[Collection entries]

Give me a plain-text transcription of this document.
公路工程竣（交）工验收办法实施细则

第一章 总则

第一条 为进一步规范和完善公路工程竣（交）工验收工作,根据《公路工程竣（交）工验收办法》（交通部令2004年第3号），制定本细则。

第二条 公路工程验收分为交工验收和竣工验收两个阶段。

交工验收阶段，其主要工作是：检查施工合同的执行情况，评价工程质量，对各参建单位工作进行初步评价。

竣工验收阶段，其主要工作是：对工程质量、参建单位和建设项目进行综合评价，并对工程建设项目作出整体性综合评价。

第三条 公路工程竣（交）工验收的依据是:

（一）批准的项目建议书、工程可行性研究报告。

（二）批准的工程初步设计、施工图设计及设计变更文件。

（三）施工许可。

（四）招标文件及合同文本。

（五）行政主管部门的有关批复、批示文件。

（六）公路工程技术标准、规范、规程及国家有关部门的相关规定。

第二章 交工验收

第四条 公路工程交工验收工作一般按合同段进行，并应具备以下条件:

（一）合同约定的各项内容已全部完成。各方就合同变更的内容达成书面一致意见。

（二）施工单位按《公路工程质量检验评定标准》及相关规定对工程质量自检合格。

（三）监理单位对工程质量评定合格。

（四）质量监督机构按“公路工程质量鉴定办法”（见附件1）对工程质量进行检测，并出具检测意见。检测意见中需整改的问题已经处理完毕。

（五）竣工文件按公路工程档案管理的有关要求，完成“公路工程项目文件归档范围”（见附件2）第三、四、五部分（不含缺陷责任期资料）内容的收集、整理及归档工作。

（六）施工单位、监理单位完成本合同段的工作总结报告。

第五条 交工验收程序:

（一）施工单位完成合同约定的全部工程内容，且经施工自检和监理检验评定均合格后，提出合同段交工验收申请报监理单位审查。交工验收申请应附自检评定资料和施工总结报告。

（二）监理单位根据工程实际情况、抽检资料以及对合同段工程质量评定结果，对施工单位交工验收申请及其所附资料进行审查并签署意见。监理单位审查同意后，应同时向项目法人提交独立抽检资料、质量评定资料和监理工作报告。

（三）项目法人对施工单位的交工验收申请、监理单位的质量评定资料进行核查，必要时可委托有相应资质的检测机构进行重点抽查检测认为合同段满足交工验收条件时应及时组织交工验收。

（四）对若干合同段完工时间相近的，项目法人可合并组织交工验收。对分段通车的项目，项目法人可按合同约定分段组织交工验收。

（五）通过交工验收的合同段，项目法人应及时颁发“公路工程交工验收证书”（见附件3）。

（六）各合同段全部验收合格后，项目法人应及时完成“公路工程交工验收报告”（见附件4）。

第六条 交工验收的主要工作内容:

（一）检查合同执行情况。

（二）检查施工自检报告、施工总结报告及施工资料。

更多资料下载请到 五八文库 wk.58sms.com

TO BE DONE>
Filter out every line that lacks the word "公路工程竣", and copy the rest.

COMPLETE ANSWER>
公路工程竣（交）工验收办法实施细则
第一条 为进一步规范和完善公路工程竣（交）工验收工作,根据《公路工程竣（交）工验收办法》（交通部令2004年第3号），制定本细则。
第三条 公路工程竣（交）工验收的依据是:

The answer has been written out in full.